Recorded data:
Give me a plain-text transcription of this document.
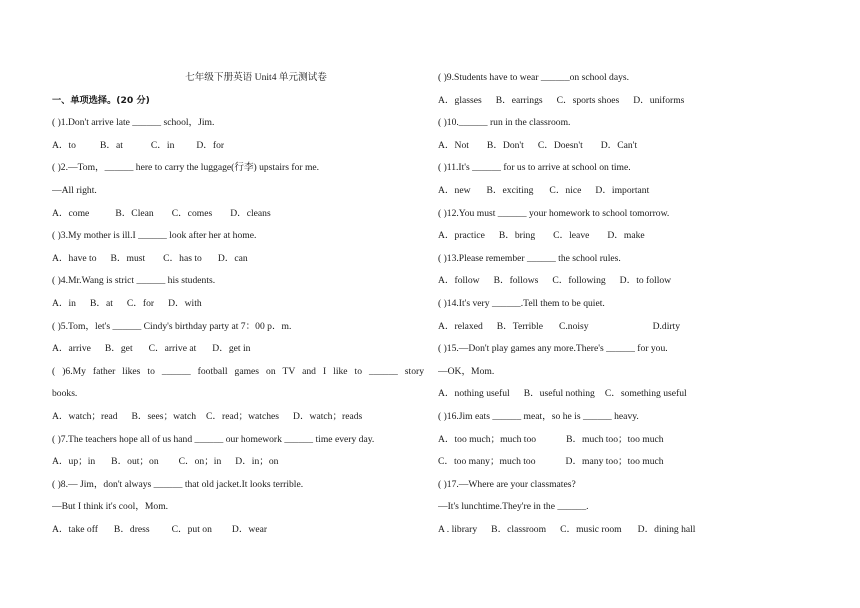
七年级下册英语 Unit4 单元测试卷
一、单项选择。(20 分)
( )1.Don't arrive late ______ school，Jim.
A．to	B．at	C．in D．for
( )2.—Tom，______ here to carry the luggage(行李) upstairs for me.
—All right.
A．come	B．Clean C．comes D．cleans
( )3.My mother is ill.I ______ look after her at home.
A．have to B．must C．has to D．can
( )4.Mr.Wang is strict ______ his students.
A．in B．at C．for D．with
( )5.Tom，let's ______ Cindy's birthday party at 7：00 p．m.
A．arrive B．get C．arrive at D．get in
( )6.My father likes to ______ football games on TV and I like to ______ story
books.
A．watch；read B．sees；watch C．read；watches D．watch；reads
( )7.The teachers hope all of us hand ______ our homework ______ time every day.
A．up；in B．out；on C．on；in D．in；on
( )8.— Jim，don't always ______ that old jacket.It looks terrible.
—But I think it's cool，Mom.
A．take off B．dress C．put on D．wear
( )9.Students have to wear ______on school days.
A．glasses B．earrings C．sports shoes D．uniforms
( )10.______ run in the classroom.
A．Not B．Don't C．Doesn't D．Can't
( )11.It's ______ for us to arrive at school on time.
A．new B．exciting C．nice D．important
( )12.You must ______ your homework to school tomorrow.
A．practice B．bring C．leave D．make
( )13.Please remember ______ the school rules.
A．follow B．follows C．following D．to follow
( )14.It's very ______.Tell them to be quiet.
A．relaxed B．Terrible C.noisy	D.dirty
( )15.—Don't play games any more.There's ______ for you.
—OK，Mom.
A．nothing useful B．useful nothing C．something useful
( )16.Jim eats ______ meat，so he is ______ heavy.
A．too much；much too	B．much too；too much
C．too many；much too	D．many too；too much
( )17.—Where are your classmates?
—It's lunchtime.They're in the ______.
A . library B．classroom C．music room D．dining hall
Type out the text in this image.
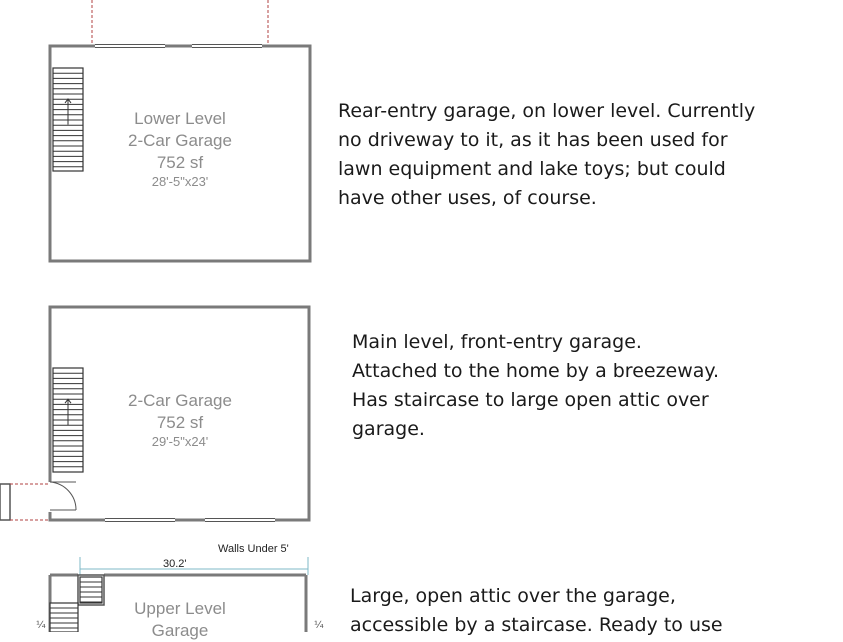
¼	¼
Lower Level
2-Car Garage
752 sf
28'-5"x23'

Rear-entry garage, on lower level. Currently
no driveway to it, as it has been used for
lawn equipment and lake toys; but could
have other uses, of course.

2-Car Garage
752 sf
29'-5"x24'

Main level, front-entry garage.
Attached to the home by a breezeway.
Has staircase to large open attic over
garage.

Walls Under 5'
30.2'
Upper Level
Garage

Large, open attic over the garage,
accessible by a staircase. Ready to use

YOUR OBJECTIVE:
Copy every line of the material in which the word "classroom" occurs.

FINAL ANSWER:
( )10.______ run in the classroom.
A . library B．classroom C．music room D．dining hall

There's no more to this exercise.